Structured figure records
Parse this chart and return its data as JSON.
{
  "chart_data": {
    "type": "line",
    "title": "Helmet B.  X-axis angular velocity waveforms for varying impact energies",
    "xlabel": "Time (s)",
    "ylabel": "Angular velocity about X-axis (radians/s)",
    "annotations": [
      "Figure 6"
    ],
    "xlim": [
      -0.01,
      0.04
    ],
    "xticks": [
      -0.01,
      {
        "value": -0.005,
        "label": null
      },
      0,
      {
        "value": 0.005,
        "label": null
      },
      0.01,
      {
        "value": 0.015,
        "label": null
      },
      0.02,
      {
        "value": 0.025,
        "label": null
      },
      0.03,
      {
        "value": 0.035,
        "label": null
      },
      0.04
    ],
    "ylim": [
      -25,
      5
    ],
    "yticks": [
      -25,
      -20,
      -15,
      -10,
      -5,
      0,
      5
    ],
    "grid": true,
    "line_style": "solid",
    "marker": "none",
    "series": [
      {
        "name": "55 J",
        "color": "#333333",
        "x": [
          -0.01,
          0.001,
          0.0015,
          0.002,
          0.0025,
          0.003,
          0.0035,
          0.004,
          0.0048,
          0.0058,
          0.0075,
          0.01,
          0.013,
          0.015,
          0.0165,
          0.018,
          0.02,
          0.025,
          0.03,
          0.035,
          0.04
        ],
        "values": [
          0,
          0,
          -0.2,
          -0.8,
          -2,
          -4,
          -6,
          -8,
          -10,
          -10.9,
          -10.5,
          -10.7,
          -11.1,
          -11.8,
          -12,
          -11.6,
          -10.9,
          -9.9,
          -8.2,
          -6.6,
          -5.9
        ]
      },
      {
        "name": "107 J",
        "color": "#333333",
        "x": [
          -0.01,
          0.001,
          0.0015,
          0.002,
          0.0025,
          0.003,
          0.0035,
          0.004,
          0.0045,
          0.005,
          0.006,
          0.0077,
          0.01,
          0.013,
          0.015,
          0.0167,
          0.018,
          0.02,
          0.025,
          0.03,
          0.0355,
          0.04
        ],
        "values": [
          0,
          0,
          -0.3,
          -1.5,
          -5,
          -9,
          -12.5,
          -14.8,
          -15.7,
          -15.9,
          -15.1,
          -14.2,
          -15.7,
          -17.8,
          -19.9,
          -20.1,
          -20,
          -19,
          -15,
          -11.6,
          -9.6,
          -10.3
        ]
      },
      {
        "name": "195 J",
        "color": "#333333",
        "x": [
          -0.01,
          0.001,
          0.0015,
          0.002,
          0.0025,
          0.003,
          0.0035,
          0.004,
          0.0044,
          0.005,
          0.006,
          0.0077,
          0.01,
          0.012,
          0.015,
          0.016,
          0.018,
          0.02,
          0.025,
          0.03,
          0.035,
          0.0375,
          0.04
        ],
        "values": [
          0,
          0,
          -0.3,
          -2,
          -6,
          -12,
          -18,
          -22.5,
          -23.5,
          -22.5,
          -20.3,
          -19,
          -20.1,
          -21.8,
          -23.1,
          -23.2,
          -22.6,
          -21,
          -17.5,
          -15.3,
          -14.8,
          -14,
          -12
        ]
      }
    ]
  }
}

- Aim
Return every line exactly.

- Task result
Parse this chart and return its data as JSON.
{
  "chart_data": {
    "type": "line",
    "title": "Helmet B.  X-axis angular velocity waveforms for varying impact energies",
    "xlabel": "Time (s)",
    "ylabel": "Angular velocity about X-axis (radians/s)",
    "annotations": [
      "Figure 6"
    ],
    "xlim": [
      -0.01,
      0.04
    ],
    "xticks": [
      -0.01,
      {
        "value": -0.005,
        "label": null
      },
      0,
      {
        "value": 0.005,
        "label": null
      },
      0.01,
      {
        "value": 0.015,
        "label": null
      },
      0.02,
      {
        "value": 0.025,
        "label": null
      },
      0.03,
      {
        "value": 0.035,
        "label": null
      },
      0.04
    ],
    "ylim": [
      -25,
      5
    ],
    "yticks": [
      -25,
      -20,
      -15,
      -10,
      -5,
      0,
      5
    ],
    "grid": true,
    "line_style": "solid",
    "marker": "none",
    "series": [
      {
        "name": "55 J",
        "color": "#333333",
        "x": [
          -0.01,
          0.001,
          0.0015,
          0.002,
          0.0025,
          0.003,
          0.0035,
          0.004,
          0.0048,
          0.0058,
          0.0075,
          0.01,
          0.013,
          0.015,
          0.0165,
          0.018,
          0.02,
          0.025,
          0.03,
          0.035,
          0.04
        ],
        "values": [
          0,
          0,
          -0.2,
          -0.8,
          -2,
          -4,
          -6,
          -8,
          -10,
          -10.9,
          -10.5,
          -10.7,
          -11.1,
          -11.8,
          -12,
          -11.6,
          -10.9,
          -9.9,
          -8.2,
          -6.6,
          -5.9
        ]
      },
      {
        "name": "107 J",
        "color": "#333333",
        "x": [
          -0.01,
          0.001,
          0.0015,
          0.002,
          0.0025,
          0.003,
          0.0035,
          0.004,
          0.0045,
          0.005,
          0.006,
          0.0077,
          0.01,
          0.013,
          0.015,
          0.0167,
          0.018,
          0.02,
          0.025,
          0.03,
          0.0355,
          0.04
        ],
        "values": [
          0,
          0,
          -0.3,
          -1.5,
          -5,
          -9,
          -12.5,
          -14.8,
          -15.7,
          -15.9,
          -15.1,
          -14.2,
          -15.7,
          -17.8,
          -19.9,
          -20.1,
          -20,
          -19,
          -15,
          -11.6,
          -9.6,
          -10.3
        ]
      },
      {
        "name": "195 J",
        "color": "#333333",
        "x": [
          -0.01,
          0.001,
          0.0015,
          0.002,
          0.0025,
          0.003,
          0.0035,
          0.004,
          0.0044,
          0.005,
          0.006,
          0.0077,
          0.01,
          0.012,
          0.015,
          0.016,
          0.018,
          0.02,
          0.025,
          0.03,
          0.035,
          0.0375,
          0.04
        ],
        "values": [
          0,
          0,
          -0.3,
          -2,
          -6,
          -12,
          -18,
          -22.5,
          -23.5,
          -22.5,
          -20.3,
          -19,
          -20.1,
          -21.8,
          -23.1,
          -23.2,
          -22.6,
          -21,
          -17.5,
          -15.3,
          -14.8,
          -14,
          -12
        ]
      }
    ]
  }
}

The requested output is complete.